**REQUIREMENT**
Compile every line that includes the word "责任到人".

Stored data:
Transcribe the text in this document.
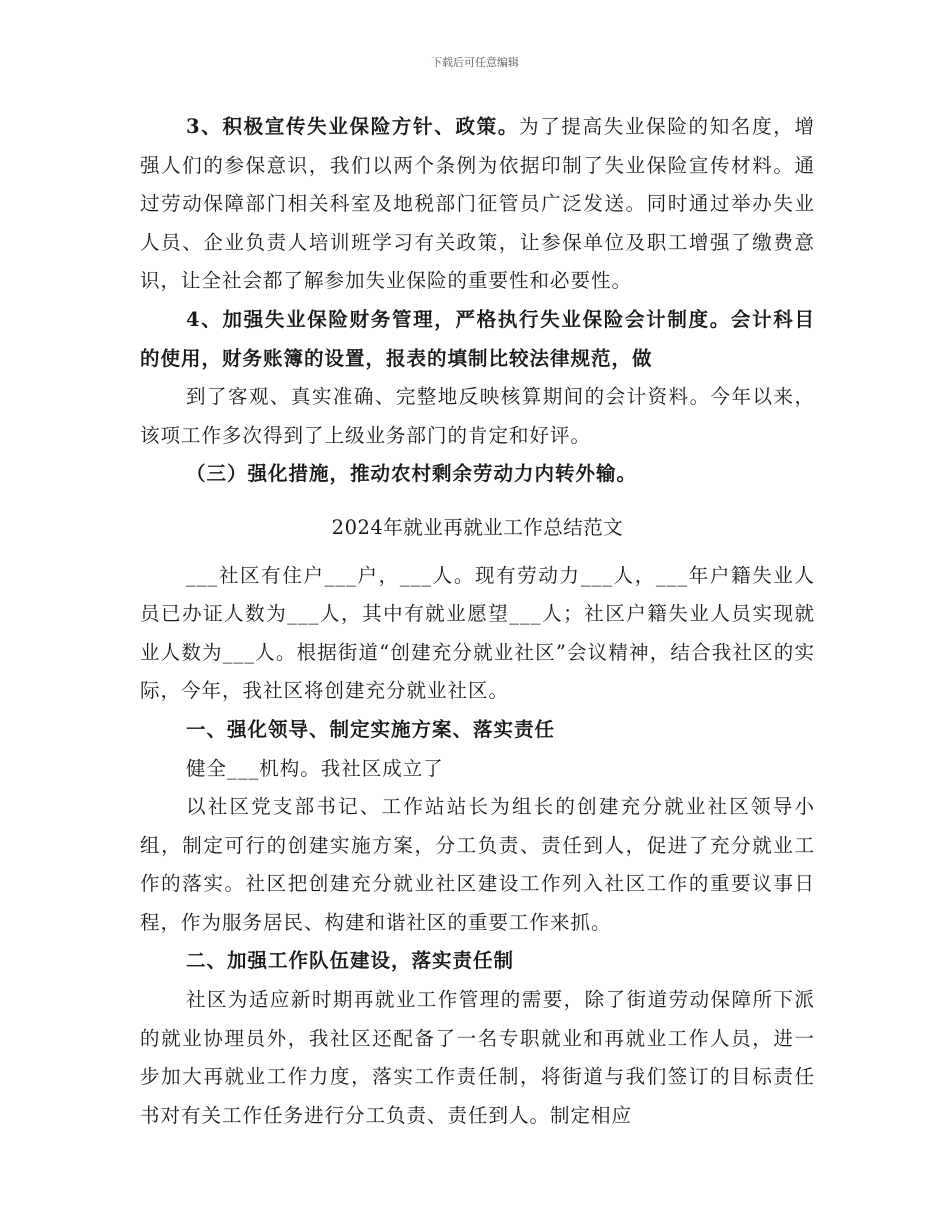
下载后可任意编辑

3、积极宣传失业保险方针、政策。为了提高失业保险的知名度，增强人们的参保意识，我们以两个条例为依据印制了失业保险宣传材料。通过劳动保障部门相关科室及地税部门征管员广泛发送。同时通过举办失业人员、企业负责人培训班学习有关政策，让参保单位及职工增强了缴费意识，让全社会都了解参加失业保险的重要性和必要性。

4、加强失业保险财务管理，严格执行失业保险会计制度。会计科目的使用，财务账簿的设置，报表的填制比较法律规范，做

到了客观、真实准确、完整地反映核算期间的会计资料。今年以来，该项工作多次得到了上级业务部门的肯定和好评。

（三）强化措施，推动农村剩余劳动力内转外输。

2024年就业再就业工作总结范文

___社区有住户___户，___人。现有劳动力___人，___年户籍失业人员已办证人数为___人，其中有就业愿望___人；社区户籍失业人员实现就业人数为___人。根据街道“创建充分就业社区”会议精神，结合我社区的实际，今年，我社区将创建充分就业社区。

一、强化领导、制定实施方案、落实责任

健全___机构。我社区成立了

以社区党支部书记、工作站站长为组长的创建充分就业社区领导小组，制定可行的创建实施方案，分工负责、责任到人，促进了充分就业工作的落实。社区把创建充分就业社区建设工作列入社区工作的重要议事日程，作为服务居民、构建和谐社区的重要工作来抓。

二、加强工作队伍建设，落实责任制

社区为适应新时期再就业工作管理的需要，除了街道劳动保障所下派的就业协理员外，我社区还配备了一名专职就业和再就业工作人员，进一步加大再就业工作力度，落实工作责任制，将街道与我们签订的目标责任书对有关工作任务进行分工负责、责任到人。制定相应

**RESULT FOR THIS EXERCISE**
以社区党支部书记、工作站站长为组长的创建充分就业社区领导小组，制定可行的创建实施方案，分工负责、责任到人，促进了充分就业工作的落实。社区把创建充分就业社区建设工作列入社区工作的重要议事日程，作为服务居民、构建和谐社区的重要工作来抓。
社区为适应新时期再就业工作管理的需要，除了街道劳动保障所下派的就业协理员外，我社区还配备了一名专职就业和再就业工作人员，进一步加大再就业工作力度，落实工作责任制，将街道与我们签订的目标责任书对有关工作任务进行分工负责、责任到人。制定相应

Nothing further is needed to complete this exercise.